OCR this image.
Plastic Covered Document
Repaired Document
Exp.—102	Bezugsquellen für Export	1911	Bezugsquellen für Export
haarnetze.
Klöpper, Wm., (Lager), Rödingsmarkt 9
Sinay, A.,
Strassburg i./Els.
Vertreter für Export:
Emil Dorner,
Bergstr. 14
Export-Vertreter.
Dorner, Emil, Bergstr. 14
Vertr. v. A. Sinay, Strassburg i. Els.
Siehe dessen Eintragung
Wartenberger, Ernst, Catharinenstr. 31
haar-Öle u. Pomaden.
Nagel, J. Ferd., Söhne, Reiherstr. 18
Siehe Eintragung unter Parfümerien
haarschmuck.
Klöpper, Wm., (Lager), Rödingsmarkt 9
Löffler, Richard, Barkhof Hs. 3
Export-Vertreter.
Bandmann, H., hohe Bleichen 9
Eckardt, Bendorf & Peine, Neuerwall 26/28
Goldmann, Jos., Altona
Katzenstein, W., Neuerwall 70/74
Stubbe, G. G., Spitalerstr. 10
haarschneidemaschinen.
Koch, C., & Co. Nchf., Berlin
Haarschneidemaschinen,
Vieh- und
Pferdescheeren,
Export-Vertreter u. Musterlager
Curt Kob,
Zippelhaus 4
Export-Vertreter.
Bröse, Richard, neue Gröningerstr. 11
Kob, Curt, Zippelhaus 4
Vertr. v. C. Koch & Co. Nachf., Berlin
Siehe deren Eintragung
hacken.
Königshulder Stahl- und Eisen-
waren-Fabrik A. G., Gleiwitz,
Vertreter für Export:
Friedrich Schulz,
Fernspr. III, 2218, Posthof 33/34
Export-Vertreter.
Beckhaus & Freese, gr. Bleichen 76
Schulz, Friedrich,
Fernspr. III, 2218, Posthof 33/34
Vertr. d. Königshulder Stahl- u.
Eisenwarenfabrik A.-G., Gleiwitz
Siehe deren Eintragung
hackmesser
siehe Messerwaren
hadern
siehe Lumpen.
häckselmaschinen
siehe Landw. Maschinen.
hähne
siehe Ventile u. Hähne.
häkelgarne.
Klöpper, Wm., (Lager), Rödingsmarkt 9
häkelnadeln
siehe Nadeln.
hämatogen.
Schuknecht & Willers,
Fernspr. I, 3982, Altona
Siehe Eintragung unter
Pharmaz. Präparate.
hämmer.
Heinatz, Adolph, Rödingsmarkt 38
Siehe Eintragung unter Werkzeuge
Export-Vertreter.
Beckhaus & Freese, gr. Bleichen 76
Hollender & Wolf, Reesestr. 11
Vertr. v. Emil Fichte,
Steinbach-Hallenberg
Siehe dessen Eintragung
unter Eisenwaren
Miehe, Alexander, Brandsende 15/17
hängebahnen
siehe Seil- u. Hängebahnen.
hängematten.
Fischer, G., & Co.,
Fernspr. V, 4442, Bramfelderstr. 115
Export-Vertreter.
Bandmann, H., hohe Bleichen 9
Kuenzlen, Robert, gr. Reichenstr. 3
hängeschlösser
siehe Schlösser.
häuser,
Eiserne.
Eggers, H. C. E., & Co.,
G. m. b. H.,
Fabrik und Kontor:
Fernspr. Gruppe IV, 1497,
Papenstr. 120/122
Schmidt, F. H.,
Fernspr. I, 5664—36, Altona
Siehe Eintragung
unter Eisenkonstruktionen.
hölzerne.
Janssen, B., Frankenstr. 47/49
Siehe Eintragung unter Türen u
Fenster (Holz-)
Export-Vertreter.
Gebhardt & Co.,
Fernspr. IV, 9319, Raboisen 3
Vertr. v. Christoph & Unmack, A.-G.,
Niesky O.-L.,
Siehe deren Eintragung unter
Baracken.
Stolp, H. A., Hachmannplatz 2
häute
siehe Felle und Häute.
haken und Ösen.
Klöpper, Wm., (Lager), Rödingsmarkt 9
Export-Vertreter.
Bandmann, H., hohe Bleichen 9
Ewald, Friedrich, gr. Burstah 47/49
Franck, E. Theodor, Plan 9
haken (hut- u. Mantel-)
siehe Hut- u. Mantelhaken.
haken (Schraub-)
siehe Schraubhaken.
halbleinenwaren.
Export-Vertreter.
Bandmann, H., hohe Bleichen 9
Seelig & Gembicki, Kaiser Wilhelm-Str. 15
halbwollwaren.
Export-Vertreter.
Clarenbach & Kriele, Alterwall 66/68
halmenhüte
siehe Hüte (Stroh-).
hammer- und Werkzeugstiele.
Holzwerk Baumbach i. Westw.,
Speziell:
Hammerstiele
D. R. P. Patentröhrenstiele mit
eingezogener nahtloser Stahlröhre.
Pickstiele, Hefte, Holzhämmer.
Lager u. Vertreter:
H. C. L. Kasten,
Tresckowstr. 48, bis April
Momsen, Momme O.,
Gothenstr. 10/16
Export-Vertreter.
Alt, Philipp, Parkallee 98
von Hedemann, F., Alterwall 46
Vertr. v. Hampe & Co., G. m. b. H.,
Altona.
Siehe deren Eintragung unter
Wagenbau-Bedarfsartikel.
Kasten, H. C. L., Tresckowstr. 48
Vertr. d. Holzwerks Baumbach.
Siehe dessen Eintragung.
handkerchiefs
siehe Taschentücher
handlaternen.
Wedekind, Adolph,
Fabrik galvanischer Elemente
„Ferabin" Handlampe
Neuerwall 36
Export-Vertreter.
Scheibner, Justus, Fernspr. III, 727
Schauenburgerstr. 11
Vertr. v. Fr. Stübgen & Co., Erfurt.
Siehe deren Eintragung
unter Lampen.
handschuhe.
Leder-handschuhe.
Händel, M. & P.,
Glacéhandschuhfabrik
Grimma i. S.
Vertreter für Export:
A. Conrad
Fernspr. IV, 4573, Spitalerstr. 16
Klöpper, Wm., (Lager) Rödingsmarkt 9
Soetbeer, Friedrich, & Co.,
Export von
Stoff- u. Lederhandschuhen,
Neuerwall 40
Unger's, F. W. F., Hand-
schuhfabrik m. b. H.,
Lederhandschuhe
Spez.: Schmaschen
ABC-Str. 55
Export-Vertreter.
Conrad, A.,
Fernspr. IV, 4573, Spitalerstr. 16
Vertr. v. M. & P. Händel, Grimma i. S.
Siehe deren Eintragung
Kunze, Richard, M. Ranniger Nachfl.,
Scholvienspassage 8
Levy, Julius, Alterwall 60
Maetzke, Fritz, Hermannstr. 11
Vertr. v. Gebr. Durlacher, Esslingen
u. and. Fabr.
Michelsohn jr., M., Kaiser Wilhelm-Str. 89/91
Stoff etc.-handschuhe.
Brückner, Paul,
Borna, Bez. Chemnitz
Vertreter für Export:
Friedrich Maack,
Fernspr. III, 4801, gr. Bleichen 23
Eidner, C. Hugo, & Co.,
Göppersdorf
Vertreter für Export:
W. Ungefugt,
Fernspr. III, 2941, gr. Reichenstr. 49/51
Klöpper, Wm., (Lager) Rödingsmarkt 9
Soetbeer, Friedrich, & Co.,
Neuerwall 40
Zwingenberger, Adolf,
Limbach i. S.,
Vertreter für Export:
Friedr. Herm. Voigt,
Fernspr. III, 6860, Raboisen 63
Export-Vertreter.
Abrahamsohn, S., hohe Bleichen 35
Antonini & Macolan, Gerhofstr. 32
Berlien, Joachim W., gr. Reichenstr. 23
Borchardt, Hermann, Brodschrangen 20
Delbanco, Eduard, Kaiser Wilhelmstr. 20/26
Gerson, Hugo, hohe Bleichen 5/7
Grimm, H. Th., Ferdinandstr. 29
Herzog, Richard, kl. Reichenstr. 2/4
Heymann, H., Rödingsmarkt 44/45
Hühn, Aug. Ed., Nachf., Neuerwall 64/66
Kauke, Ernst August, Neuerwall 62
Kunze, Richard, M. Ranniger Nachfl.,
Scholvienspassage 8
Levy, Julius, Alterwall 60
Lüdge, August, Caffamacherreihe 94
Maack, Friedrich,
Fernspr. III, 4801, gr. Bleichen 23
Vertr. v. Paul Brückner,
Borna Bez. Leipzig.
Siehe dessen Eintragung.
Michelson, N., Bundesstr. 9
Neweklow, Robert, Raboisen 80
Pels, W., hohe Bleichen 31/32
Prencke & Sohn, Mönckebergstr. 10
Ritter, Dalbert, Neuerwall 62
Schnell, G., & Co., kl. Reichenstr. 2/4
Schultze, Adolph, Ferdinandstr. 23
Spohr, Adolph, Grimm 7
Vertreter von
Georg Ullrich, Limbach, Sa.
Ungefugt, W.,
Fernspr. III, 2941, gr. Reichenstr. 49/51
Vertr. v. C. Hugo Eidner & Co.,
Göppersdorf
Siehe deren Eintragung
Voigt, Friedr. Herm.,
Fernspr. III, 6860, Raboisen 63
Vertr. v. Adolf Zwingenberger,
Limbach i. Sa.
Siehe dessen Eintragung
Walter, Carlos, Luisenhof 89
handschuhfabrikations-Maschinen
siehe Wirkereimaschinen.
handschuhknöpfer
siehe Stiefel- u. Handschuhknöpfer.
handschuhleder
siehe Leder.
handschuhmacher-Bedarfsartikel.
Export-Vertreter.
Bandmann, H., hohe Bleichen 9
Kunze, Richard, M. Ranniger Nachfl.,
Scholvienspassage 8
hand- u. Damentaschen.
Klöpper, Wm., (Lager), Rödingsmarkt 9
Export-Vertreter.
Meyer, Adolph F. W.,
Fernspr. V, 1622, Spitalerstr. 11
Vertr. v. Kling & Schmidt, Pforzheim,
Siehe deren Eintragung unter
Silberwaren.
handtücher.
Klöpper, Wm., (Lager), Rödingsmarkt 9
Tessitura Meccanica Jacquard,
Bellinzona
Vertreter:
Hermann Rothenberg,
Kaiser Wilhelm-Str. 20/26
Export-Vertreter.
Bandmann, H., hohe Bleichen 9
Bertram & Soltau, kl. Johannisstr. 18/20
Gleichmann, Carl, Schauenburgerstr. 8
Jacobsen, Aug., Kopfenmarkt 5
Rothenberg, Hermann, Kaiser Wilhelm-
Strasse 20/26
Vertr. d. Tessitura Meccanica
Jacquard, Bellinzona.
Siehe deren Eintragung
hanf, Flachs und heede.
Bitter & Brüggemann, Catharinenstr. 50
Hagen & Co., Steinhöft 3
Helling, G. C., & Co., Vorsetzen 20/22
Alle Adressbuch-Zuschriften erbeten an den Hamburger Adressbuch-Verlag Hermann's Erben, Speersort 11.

◆ ◆ ◆ ◆

◆ **AIM OF THE EXERCISE**: Using the listing above, locate the lines that hold "Ernst" and copy each one.

◆ **SOLUTION TO THIS EXERCISE**:
Wartenberger, Ernst, Catharinenstr. 31
Kauke, Ernst August, Neuerwall 62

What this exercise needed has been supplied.